Exercise data:
○ ○ ○

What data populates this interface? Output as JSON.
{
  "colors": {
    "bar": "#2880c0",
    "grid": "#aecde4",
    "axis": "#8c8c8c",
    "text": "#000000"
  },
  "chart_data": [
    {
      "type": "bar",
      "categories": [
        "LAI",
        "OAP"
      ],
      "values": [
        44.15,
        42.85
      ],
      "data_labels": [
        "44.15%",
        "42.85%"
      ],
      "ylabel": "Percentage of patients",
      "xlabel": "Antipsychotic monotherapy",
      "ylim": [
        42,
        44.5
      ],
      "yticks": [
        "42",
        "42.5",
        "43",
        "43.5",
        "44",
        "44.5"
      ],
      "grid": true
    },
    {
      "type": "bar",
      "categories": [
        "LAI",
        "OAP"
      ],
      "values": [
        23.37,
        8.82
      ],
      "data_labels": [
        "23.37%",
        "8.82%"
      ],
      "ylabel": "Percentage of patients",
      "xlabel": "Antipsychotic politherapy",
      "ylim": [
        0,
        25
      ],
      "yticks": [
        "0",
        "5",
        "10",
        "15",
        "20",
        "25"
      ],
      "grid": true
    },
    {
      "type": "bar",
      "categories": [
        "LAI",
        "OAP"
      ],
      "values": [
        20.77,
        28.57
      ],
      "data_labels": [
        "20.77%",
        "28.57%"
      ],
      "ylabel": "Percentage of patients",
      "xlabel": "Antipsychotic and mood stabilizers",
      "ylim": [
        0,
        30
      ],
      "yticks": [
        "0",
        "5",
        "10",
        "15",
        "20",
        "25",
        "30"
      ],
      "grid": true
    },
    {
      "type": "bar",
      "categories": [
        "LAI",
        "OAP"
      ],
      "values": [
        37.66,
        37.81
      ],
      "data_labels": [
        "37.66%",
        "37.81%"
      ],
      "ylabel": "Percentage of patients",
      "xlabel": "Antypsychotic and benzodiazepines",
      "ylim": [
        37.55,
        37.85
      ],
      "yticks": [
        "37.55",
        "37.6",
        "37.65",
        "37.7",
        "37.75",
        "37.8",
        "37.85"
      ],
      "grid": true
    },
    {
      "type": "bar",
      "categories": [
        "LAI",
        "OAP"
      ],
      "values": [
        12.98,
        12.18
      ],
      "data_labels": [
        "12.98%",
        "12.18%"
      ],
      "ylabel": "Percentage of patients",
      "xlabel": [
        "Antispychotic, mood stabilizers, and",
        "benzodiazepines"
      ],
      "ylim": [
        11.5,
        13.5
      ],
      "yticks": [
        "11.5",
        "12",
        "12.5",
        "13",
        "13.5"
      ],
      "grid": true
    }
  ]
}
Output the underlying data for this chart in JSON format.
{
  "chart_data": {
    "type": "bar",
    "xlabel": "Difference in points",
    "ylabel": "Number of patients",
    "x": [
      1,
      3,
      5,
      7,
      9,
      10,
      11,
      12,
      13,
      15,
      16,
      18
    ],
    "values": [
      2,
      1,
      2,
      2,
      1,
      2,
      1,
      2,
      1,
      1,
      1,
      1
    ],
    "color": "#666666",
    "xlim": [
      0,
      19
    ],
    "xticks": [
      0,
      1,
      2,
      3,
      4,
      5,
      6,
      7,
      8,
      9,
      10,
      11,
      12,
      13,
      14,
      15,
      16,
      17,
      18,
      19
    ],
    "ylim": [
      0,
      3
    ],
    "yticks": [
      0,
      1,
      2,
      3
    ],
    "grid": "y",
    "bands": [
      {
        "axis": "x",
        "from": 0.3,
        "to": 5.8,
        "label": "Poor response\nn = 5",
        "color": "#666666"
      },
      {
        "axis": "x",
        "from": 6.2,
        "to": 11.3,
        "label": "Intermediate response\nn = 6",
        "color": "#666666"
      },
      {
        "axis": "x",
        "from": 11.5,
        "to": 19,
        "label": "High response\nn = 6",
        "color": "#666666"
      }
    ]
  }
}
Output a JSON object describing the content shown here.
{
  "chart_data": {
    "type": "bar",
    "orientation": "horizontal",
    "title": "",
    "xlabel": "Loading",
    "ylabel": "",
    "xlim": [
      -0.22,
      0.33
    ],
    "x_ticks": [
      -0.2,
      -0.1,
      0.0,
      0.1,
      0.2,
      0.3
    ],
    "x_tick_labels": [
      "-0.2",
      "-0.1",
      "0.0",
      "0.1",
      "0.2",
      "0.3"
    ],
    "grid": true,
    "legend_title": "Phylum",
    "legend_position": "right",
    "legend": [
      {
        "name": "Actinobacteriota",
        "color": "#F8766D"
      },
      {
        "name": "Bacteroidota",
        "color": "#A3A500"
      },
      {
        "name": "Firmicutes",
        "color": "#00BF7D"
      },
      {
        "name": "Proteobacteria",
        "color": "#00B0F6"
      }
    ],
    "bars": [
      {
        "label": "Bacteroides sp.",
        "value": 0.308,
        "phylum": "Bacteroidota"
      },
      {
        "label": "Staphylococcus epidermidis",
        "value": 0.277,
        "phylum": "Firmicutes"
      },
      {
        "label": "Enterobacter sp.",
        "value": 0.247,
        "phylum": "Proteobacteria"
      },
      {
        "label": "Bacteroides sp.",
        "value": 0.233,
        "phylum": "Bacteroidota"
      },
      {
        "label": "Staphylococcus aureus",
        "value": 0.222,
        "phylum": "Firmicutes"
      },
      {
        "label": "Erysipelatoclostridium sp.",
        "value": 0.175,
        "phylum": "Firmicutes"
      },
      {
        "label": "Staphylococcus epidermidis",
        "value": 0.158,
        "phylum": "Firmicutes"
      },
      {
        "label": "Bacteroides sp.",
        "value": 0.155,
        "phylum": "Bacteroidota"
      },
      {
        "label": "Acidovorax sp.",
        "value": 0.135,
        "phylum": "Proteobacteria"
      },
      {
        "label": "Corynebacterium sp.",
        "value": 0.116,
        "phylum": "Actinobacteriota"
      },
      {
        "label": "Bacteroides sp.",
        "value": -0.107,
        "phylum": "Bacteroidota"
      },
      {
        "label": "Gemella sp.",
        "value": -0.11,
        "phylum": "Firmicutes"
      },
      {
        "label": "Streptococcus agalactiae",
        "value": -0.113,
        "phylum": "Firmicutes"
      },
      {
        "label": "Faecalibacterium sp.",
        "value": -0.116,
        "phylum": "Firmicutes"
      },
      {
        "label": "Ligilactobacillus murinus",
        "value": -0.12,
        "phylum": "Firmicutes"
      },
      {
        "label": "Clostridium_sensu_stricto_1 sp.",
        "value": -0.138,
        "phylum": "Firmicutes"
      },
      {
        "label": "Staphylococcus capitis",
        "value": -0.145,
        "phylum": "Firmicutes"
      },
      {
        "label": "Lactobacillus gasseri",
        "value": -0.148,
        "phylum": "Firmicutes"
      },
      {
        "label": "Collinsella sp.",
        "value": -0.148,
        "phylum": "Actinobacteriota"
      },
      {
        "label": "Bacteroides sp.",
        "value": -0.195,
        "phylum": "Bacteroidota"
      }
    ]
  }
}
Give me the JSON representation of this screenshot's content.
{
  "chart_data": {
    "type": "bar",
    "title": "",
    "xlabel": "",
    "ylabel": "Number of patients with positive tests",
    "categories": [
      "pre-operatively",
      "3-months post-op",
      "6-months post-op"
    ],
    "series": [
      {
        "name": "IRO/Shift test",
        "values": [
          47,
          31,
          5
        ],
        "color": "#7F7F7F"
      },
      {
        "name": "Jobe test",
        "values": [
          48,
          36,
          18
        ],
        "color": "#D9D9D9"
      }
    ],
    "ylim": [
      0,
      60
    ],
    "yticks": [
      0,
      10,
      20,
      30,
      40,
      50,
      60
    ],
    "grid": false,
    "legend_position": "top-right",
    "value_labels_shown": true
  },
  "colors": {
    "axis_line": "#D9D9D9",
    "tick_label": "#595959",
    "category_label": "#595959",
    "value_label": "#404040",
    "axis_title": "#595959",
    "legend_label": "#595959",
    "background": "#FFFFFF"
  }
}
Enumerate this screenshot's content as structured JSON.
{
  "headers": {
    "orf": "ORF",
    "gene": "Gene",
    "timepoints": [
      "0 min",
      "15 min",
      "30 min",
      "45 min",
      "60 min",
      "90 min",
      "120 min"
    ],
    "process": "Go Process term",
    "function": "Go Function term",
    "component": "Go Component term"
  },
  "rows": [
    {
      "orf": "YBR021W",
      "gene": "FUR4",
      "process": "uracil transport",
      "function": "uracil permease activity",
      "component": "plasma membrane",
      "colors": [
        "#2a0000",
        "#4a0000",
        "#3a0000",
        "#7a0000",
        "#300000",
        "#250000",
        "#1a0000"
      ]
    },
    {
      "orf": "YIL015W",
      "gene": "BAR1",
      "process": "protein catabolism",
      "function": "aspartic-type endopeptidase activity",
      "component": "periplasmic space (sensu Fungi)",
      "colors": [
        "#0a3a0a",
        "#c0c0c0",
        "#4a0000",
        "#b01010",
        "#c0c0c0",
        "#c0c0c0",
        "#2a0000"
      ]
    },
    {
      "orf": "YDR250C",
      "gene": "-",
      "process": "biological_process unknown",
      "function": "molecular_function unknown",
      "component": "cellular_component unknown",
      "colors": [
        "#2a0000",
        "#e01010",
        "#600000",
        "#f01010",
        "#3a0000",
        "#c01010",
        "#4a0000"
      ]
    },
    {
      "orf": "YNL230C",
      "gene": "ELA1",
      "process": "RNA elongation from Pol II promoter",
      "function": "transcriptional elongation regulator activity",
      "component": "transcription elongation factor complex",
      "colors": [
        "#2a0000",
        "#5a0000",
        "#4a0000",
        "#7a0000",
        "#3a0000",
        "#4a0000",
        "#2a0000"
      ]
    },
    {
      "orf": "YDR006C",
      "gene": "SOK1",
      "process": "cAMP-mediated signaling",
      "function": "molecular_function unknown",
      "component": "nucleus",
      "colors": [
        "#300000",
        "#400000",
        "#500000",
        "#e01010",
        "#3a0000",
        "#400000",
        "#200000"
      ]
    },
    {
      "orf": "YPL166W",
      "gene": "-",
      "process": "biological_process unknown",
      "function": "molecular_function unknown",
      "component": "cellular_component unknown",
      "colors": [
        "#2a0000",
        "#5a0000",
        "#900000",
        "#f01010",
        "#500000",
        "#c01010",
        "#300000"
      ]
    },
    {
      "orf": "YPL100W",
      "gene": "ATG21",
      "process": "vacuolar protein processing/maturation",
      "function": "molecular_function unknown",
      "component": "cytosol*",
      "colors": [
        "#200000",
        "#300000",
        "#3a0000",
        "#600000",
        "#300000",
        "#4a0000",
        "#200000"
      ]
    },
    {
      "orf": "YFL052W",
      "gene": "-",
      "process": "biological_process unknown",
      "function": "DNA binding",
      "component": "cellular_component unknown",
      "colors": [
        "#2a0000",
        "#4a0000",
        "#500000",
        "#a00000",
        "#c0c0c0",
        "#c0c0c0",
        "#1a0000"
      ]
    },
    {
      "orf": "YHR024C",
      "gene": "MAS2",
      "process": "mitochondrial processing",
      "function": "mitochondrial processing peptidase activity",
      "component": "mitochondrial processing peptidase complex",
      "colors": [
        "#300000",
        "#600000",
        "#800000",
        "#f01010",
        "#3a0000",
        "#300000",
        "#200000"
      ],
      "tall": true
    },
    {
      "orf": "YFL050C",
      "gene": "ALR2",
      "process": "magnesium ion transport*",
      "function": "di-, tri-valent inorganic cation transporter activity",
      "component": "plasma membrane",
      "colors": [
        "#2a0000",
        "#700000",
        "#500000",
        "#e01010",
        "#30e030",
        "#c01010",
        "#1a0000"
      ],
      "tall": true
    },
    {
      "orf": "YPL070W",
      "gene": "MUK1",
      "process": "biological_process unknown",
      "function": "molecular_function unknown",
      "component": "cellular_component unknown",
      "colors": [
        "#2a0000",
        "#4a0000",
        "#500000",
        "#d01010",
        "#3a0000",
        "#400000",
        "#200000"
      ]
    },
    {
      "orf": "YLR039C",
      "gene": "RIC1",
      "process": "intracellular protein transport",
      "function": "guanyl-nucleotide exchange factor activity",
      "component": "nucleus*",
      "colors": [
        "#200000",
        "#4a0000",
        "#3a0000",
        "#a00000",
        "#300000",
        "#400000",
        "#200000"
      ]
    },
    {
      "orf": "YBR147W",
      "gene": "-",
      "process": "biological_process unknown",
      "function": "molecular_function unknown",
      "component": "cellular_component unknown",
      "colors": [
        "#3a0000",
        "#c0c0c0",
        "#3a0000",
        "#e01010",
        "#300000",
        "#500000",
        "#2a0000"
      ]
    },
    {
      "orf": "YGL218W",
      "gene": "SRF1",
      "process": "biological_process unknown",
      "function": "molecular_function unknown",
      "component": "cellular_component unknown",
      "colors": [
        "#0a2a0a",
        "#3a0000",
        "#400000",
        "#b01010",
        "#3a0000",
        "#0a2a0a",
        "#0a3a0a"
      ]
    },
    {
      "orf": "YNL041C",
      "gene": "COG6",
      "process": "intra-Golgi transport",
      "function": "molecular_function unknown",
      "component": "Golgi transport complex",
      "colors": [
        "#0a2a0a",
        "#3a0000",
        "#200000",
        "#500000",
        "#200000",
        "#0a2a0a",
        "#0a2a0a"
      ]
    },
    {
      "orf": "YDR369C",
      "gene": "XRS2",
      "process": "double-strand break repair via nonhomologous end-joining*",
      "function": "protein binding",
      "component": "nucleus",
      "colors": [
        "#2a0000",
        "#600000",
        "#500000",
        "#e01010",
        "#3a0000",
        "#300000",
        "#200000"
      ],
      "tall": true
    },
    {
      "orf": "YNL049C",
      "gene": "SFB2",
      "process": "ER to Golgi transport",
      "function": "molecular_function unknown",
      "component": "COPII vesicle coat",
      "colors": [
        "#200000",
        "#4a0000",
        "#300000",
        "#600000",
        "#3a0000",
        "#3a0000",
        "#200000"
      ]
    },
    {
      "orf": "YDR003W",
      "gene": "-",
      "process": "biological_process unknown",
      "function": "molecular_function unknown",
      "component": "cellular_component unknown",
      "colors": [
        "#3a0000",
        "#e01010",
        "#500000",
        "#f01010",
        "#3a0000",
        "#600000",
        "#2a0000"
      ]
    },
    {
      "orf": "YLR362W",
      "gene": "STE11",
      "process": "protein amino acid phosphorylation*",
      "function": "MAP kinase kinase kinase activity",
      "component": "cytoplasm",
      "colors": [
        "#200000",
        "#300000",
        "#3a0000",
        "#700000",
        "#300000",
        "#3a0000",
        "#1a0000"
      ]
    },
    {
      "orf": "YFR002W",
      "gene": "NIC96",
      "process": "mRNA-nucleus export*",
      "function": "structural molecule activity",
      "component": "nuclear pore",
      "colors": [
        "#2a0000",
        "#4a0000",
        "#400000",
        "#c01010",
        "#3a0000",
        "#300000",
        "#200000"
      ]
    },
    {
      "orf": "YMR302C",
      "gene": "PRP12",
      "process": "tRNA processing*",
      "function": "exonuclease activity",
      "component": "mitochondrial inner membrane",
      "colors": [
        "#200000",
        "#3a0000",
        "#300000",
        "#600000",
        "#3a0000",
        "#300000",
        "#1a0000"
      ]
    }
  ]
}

○ ○ ○

What is needed:
Show each line from the material above where the string "stabilizers" can be found.

Expected answer:
      "xlabel": "Antipsychotic and mood stabilizers",
        "Antispychotic, mood stabilizers, and",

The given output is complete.